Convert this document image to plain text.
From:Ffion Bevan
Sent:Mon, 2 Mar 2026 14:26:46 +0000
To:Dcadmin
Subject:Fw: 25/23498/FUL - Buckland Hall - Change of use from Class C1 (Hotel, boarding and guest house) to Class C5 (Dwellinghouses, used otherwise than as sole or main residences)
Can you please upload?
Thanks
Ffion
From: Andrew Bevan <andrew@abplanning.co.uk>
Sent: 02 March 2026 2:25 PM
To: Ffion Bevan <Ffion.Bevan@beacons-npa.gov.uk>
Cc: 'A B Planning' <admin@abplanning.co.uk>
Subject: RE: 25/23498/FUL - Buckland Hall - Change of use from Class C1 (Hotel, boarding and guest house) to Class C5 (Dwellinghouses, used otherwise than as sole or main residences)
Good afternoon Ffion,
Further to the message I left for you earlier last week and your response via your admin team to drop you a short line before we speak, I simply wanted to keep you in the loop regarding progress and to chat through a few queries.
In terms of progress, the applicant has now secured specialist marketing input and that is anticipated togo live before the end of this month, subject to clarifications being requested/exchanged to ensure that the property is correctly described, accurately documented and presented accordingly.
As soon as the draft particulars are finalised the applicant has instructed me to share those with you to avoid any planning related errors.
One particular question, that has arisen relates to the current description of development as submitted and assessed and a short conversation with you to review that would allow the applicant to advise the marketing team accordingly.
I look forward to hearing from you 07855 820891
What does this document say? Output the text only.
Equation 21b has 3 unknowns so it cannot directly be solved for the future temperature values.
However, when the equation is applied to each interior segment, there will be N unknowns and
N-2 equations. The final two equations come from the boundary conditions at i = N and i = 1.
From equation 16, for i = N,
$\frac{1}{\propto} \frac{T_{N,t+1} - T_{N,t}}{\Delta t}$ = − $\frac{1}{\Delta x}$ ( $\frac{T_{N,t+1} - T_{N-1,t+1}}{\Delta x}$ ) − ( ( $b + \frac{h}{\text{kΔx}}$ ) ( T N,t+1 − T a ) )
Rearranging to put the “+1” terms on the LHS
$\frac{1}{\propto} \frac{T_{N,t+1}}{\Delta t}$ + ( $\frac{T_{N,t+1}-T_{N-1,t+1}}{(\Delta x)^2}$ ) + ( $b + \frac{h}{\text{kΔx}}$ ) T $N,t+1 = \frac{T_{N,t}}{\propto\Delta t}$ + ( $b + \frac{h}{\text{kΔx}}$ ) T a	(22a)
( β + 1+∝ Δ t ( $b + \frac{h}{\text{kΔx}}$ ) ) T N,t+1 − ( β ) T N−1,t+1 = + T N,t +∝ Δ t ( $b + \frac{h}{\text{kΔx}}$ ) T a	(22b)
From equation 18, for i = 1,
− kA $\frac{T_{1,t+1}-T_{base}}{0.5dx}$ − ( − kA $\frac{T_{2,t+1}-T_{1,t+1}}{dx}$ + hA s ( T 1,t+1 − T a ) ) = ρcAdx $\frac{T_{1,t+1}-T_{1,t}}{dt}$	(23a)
■ ■ ■
:: PROBLEM DETAILS ::
Exactly repeat the lines from the line that contains "What does this" to the end of the entries, both included, and leave out all other lines.

:: OUTPUT ::
What does this document say? Output the text only.
Equation 21b has 3 unknowns so it cannot directly be solved for the future temperature values.
However, when the equation is applied to each interior segment, there will be N unknowns and
N-2 equations. The final two equations come from the boundary conditions at i = N and i = 1.
From equation 16, for i = N,
$\frac{1}{\propto} \frac{T_{N,t+1} - T_{N,t}}{\Delta t}$ = − $\frac{1}{\Delta x}$ ( $\frac{T_{N,t+1} - T_{N-1,t+1}}{\Delta x}$ ) − ( ( $b + \frac{h}{\text{kΔx}}$ ) ( T N,t+1 − T a ) )
Rearranging to put the “+1” terms on the LHS
$\frac{1}{\propto} \frac{T_{N,t+1}}{\Delta t}$ + ( $\frac{T_{N,t+1}-T_{N-1,t+1}}{(\Delta x)^2}$ ) + ( $b + \frac{h}{\text{kΔx}}$ ) T $N,t+1 = \frac{T_{N,t}}{\propto\Delta t}$ + ( $b + \frac{h}{\text{kΔx}}$ ) T a	(22a)
( β + 1+∝ Δ t ( $b + \frac{h}{\text{kΔx}}$ ) ) T N,t+1 − ( β ) T N−1,t+1 = + T N,t +∝ Δ t ( $b + \frac{h}{\text{kΔx}}$ ) T a	(22b)
From equation 18, for i = 1,
− kA $\frac{T_{1,t+1}-T_{base}}{0.5dx}$ − ( − kA $\frac{T_{2,t+1}-T_{1,t+1}}{dx}$ + hA s ( T 1,t+1 − T a ) ) = ρcAdx $\frac{T_{1,t+1}-T_{1,t}}{dt}$	(23a)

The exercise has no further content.